Page excerpt:
##############################
Meanwhile, Dr. B and I argued about all this (politely enough) over lunch just now. She says that she likes Facebook (with her 800 plus friends) because she enjoys keeping up with old friends and acquaintances. She gets much of her news from the service. In comparison to some, she does not post all that often, but when she does, she gets many likes and comments. And she doesn't mind liking other people's posts. When she pointed out that she was going back to Facebook after lunch before returning to a book on the iPad, I said "Aha! You must admit that that's addictive behavior, and you easily spend more than an hour a day, sometimes several hours a day on the network." To that, she replied, "You are always getting caught up in somebody's theories in some book. Have an original thought."  Then, she returned to her Facebook feed.

Comments

Anonymous said…
I agree with your wife, I find being on Facebook mostly rewarding. Or rather, through Fb I regularly come across all kinds of interesting info and ideas interesting debates so I'd say that the advantages outweigh the disadvantages.

One of the problems with Fb is that most folks don't bother to learn how to use it. They'll post pictures of their small kids to all and sundry instead of defining a target group for this stuff (their immediate family and close friends). And they'll post pictures of their grandchildren, nieces, nephews. They'll post pictures of their pregnant bellies. BBQs with friends, anniversary party pictures. Series of pictures from their hiking tour in Tunisa, or whatever. Daily updates from their wholly uninteresting holidays in some foreign land. Deadly boring stuff.

Some friends and acquaintances of mine have read somewhere that Facebook can be a powerful marketing tool. Not being habitual Fb users they'll only duck up when they've got something to plug, their new book, some event or another. And they'll link to reviews and whatever. Attempt to be their own amateur publicists. Which is basically an affront to their friends who are on Fb to stay in touch (in some meaningful way) and who are mindful of the fact that they've got to have something real and substantial to offer in order to be interesting to others.

And then there are the cheesy homilies that some people are so intent on sharing.

I've got something like 500 Fb friends and they're practically all real friends or acquaintances, newish or from way back. Or they're family. Or old half-forgotten schoolmates. Or people I'm somewhat acquainted with. Or friends of friends. Or people I've brushed shoulders with at some point in life (and don't quite know if I know them or not). Or people who are sort of operating in the same circles as I am (professionally speaking) and I've been operating in a lot of circles; I don't really know them but I know who they are and they know who I am. I'm not inclined to accept friend requests from people I don't know and have never met and can't place.

One thing I find interesting about Facebook is the psychological aspect. Because often there is a certain disjoint. You meet a person in real life and get a certain impression. You encounter the person on Fb and you get a different impression. Often more revealing, I'd say.

I think it's necessary, if you're on Facebook, to construct a persona. Savvy Fb-users do. Your constructed persona should be basically true to your real self, but more interesting, hightened, controversial. Less given to dwell on the day-to-day boring aspects of life and minor inconveniences.

Facebook is a "community" and posting on Fb amounts to publishing. So what I'm saying is that Fb-users need to decide how to present themselves to the world.

And thanks for your great blog! And your interesting links. I always look forward to your links.



Thanks, Anon, for your comments.
##############################
What you will do:
Reproduce word for word the portion of the Facebook discussion above between "I think it's" and "to the world.", inclusive.

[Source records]
##############################
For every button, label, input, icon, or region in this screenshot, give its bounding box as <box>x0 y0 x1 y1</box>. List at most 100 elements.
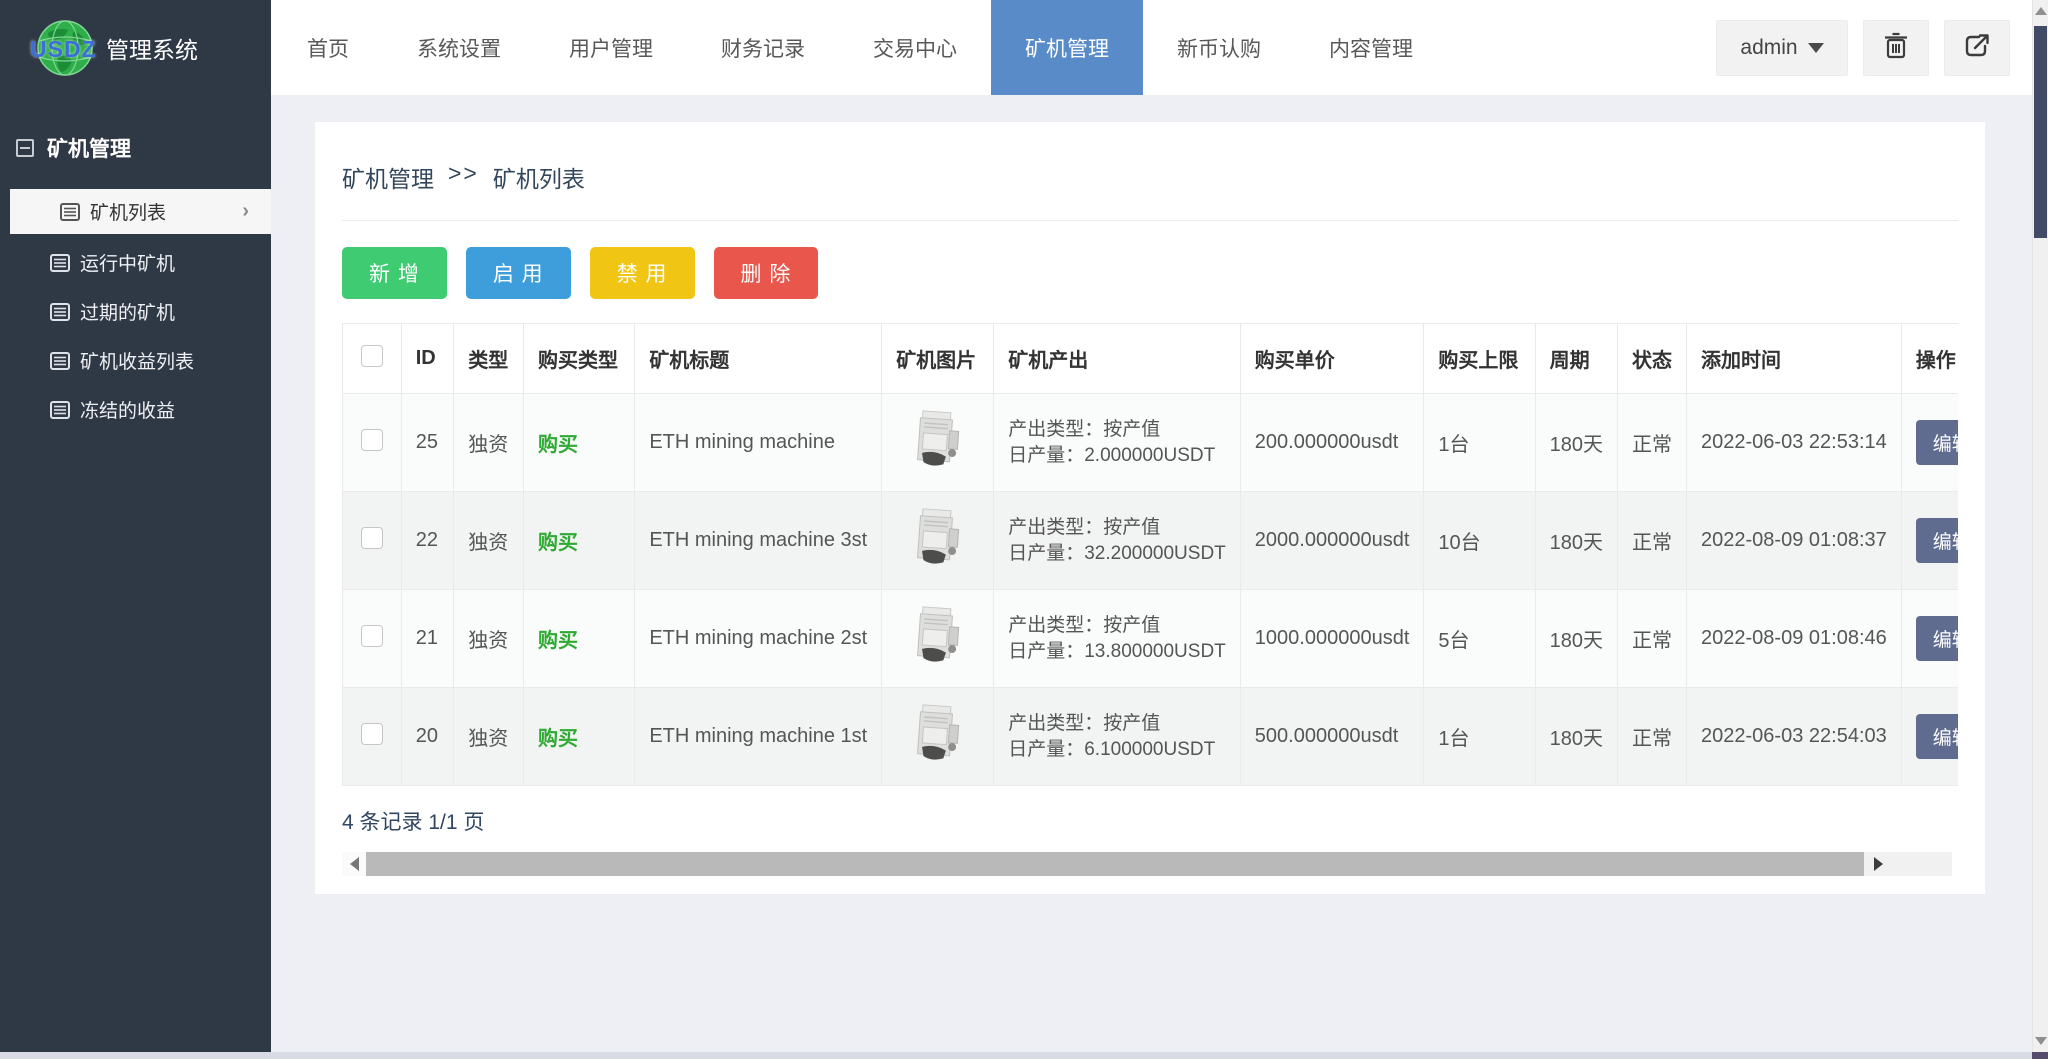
page: USDZ 管理系统 首页 系统设置 用户管理 财务记录 交易中心 矿机管理 新币认购 内容管理… <box>0 0 2048 1059</box>
horizontal-scrollbar-thumb[interactable] <box>366 852 1864 876</box>
table-row: 22 独资 购买 ETH mining machine 3st 产出类型：按产值 日产量：… <box>342 491 1958 590</box>
select-all-checkbox[interactable] <box>360 344 383 367</box>
scroll-up-arrow-icon[interactable] <box>2034 7 2047 15</box>
daily-output: 日产量：2.000000USDT <box>1008 444 1216 466</box>
miner-image <box>916 703 959 760</box>
table-row: 21 独资 购买 ETH mining machine 2st 产出类型：按产值 日产量：… <box>342 589 1958 688</box>
daily-output: 日产量：32.200000USDT <box>1008 542 1226 564</box>
cell-title: ETH mining machine <box>634 393 883 492</box>
cell-title: ETH mining machine 2st <box>634 589 883 688</box>
caret-down-icon <box>1807 42 1824 53</box>
cell-limit: 10台 <box>1423 491 1536 590</box>
edit-button[interactable]: 编辑 <box>1915 616 1958 661</box>
scrollbar-corner <box>2032 1052 2048 1059</box>
col-header-title: 矿机标题 <box>634 323 883 394</box>
output-type: 产出类型：按产值 <box>1008 712 1161 734</box>
top-nav-item-1[interactable]: 首页 <box>273 0 383 95</box>
edit-button[interactable]: 编辑 <box>1915 714 1958 759</box>
sidebar-section-header[interactable]: 矿机管理 <box>0 95 271 163</box>
cell-id: 25 <box>400 393 455 492</box>
miner-image <box>916 605 959 662</box>
user-menu-button[interactable]: admin <box>1716 19 1848 76</box>
cell-output: 产出类型：按产值 日产量：2.000000USDT <box>993 393 1241 492</box>
toolbar-button-2[interactable]: 启 用 <box>465 247 571 299</box>
col-header-output: 矿机产出 <box>993 323 1241 394</box>
cell-action: 编辑 <box>1900 687 1958 786</box>
col-header-limit: 购买上限 <box>1423 323 1536 394</box>
table-row: 25 独资 购买 ETH mining machine 产出类型：按产值 日产量：2.00… <box>342 393 1958 492</box>
breadcrumb: 矿机管理 >> 矿机列表 <box>342 146 1958 220</box>
cell-checkbox <box>342 589 402 688</box>
chevron-right-icon: › <box>242 200 249 222</box>
vertical-scrollbar-thumb[interactable] <box>2034 26 2047 238</box>
horizontal-scrollbar[interactable] <box>342 852 1952 876</box>
toolbar: 新 增启 用禁 用删 除 <box>342 247 1958 299</box>
sidebar-item-2[interactable]: 运行中矿机› <box>0 238 271 287</box>
logo-text: USDZ <box>30 35 97 62</box>
table-row: 20 独资 购买 ETH mining machine 1st 产出类型：按产值 日产量：… <box>342 687 1958 786</box>
top-nav-item-2[interactable]: 系统设置 <box>383 0 535 95</box>
logout-icon <box>1963 32 1991 63</box>
cell-cycle: 180天 <box>1534 491 1619 590</box>
scroll-down-arrow-icon[interactable] <box>2034 1037 2047 1045</box>
cell-cycle: 180天 <box>1534 589 1619 688</box>
breadcrumb-parent: 矿机管理 <box>342 166 434 192</box>
logout-button[interactable] <box>1944 19 2010 76</box>
cell-buy-type: 购买 <box>523 687 636 786</box>
top-nav-item-6[interactable]: 矿机管理 <box>991 0 1143 95</box>
trash-icon <box>1883 32 1909 63</box>
cell-price: 2000.000000usdt <box>1239 491 1425 590</box>
top-nav-item-8[interactable]: 内容管理 <box>1295 0 1447 95</box>
cell-limit: 5台 <box>1423 589 1536 688</box>
sidebar-item-4[interactable]: 矿机收益列表› <box>0 336 271 385</box>
cell-status: 正常 <box>1617 589 1688 688</box>
col-header-type: 类型 <box>453 323 525 394</box>
sidebar-item-label: 运行中矿机 <box>80 254 176 275</box>
vertical-scrollbar[interactable] <box>2032 0 2048 1052</box>
col-header-price: 购买单价 <box>1239 323 1425 394</box>
globe-logo-icon: USDZ <box>30 17 96 79</box>
cell-output: 产出类型：按产值 日产量：13.800000USDT <box>993 589 1241 688</box>
top-nav-item-7[interactable]: 新币认购 <box>1143 0 1295 95</box>
list-icon <box>50 253 70 272</box>
cell-added: 2022-08-09 01:08:46 <box>1686 589 1902 688</box>
list-icon <box>60 202 80 221</box>
toolbar-button-4[interactable]: 删 除 <box>713 247 819 299</box>
cell-image <box>881 589 995 688</box>
divider <box>342 220 1958 221</box>
top-nav-item-5[interactable]: 交易中心 <box>839 0 991 95</box>
scroll-right-arrow-icon[interactable] <box>1866 852 1890 876</box>
cell-image <box>881 393 995 492</box>
cell-cycle: 180天 <box>1534 687 1619 786</box>
top-bar-actions: admin <box>1716 0 2032 95</box>
cell-price: 200.000000usdt <box>1239 393 1425 492</box>
cell-buy-type: 购买 <box>523 393 636 492</box>
col-header-added: 添加时间 <box>1686 323 1902 394</box>
row-checkbox[interactable] <box>360 526 383 549</box>
miner-image <box>916 507 959 564</box>
edit-button[interactable]: 编辑 <box>1915 518 1958 563</box>
cell-action: 编辑 <box>1900 589 1958 688</box>
col-header-status: 状态 <box>1617 323 1688 394</box>
scroll-left-arrow-icon[interactable] <box>342 852 366 876</box>
cell-type: 独资 <box>453 589 525 688</box>
toolbar-button-3[interactable]: 禁 用 <box>589 247 695 299</box>
cell-checkbox <box>342 393 402 492</box>
row-checkbox[interactable] <box>360 624 383 647</box>
main-content: 矿机管理 >> 矿机列表 新 增启 用禁 用删 除 ID 类型 购买类型 矿机标题 矿机… <box>271 95 2032 1052</box>
table-body: 25 独资 购买 ETH mining machine 产出类型：按产值 日产量：2.00… <box>342 393 1958 786</box>
row-checkbox[interactable] <box>360 722 383 745</box>
cell-limit: 1台 <box>1423 687 1536 786</box>
top-nav-item-3[interactable]: 用户管理 <box>535 0 687 95</box>
sidebar-item-3[interactable]: 过期的矿机› <box>0 287 271 336</box>
sidebar-item-1[interactable]: 矿机列表 › <box>10 189 271 234</box>
cell-action: 编辑 <box>1900 393 1958 492</box>
top-nav-item-4[interactable]: 财务记录 <box>687 0 839 95</box>
row-checkbox[interactable] <box>360 428 383 451</box>
edit-button[interactable]: 编辑 <box>1915 420 1958 465</box>
sidebar-section-title: 矿机管理 <box>47 138 131 161</box>
sidebar-item-5[interactable]: 冻结的收益› <box>0 385 271 434</box>
toolbar-button-1[interactable]: 新 增 <box>342 247 447 299</box>
col-header-img: 矿机图片 <box>881 323 995 394</box>
trash-button[interactable] <box>1863 19 1929 76</box>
##############################
Result of the exercise:
I think it's necessary, if you're on Facebook, to construct a persona. Savvy Fb-users do. Your constructed persona should be basically true to your real self, but more interesting, hightened, controversial. Less given to dwell on the day-to-day boring aspects of life and minor inconveniences.

Facebook is a "community" and posting on Fb amounts to publishing. So what I'm saying is that Fb-users need to decide how to present themselves to the world.